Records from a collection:
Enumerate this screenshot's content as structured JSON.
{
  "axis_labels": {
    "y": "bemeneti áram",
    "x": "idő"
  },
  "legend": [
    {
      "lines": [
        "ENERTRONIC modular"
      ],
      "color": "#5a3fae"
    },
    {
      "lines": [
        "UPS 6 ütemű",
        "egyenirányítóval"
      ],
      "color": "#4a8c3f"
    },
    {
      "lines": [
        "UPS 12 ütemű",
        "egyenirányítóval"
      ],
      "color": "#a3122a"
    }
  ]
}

Task details: Return every entry exactly as given.

The result:
Enumerate this screenshot's content as structured JSON.
{
  "axis_labels": {
    "y": "bemeneti áram",
    "x": "idő"
  },
  "legend": [
    {
      "lines": [
        "ENERTRONIC modular"
      ],
      "color": "#5a3fae"
    },
    {
      "lines": [
        "UPS 6 ütemű",
        "egyenirányítóval"
      ],
      "color": "#4a8c3f"
    },
    {
      "lines": [
        "UPS 12 ütemű",
        "egyenirányítóval"
      ],
      "color": "#a3122a"
    }
  ]
}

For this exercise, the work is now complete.